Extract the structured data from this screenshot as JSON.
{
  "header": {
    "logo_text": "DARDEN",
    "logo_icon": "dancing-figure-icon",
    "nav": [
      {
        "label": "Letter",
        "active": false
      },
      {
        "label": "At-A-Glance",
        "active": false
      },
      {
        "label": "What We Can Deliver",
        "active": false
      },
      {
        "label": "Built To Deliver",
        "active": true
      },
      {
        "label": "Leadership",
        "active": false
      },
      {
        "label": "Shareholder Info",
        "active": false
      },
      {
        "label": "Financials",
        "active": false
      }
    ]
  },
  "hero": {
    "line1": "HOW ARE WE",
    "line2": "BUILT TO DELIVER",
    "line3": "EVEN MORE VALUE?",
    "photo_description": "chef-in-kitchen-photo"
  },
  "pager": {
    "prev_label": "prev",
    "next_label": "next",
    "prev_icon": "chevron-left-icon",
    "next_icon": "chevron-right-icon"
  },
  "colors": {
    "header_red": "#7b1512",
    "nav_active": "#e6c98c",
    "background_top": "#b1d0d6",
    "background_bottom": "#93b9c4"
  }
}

= = = = = = =

Output all preceding records character for character.

» **Result of this exercise**
Extract the structured data from this screenshot as JSON.
{
  "header": {
    "logo_text": "DARDEN",
    "logo_icon": "dancing-figure-icon",
    "nav": [
      {
        "label": "Letter",
        "active": false
      },
      {
        "label": "At-A-Glance",
        "active": false
      },
      {
        "label": "What We Can Deliver",
        "active": false
      },
      {
        "label": "Built To Deliver",
        "active": true
      },
      {
        "label": "Leadership",
        "active": false
      },
      {
        "label": "Shareholder Info",
        "active": false
      },
      {
        "label": "Financials",
        "active": false
      }
    ]
  },
  "hero": {
    "line1": "HOW ARE WE",
    "line2": "BUILT TO DELIVER",
    "line3": "EVEN MORE VALUE?",
    "photo_description": "chef-in-kitchen-photo"
  },
  "pager": {
    "prev_label": "prev",
    "next_label": "next",
    "prev_icon": "chevron-left-icon",
    "next_icon": "chevron-right-icon"
  },
  "colors": {
    "header_red": "#7b1512",
    "nav_active": "#e6c98c",
    "background_top": "#b1d0d6",
    "background_bottom": "#93b9c4"
  }
}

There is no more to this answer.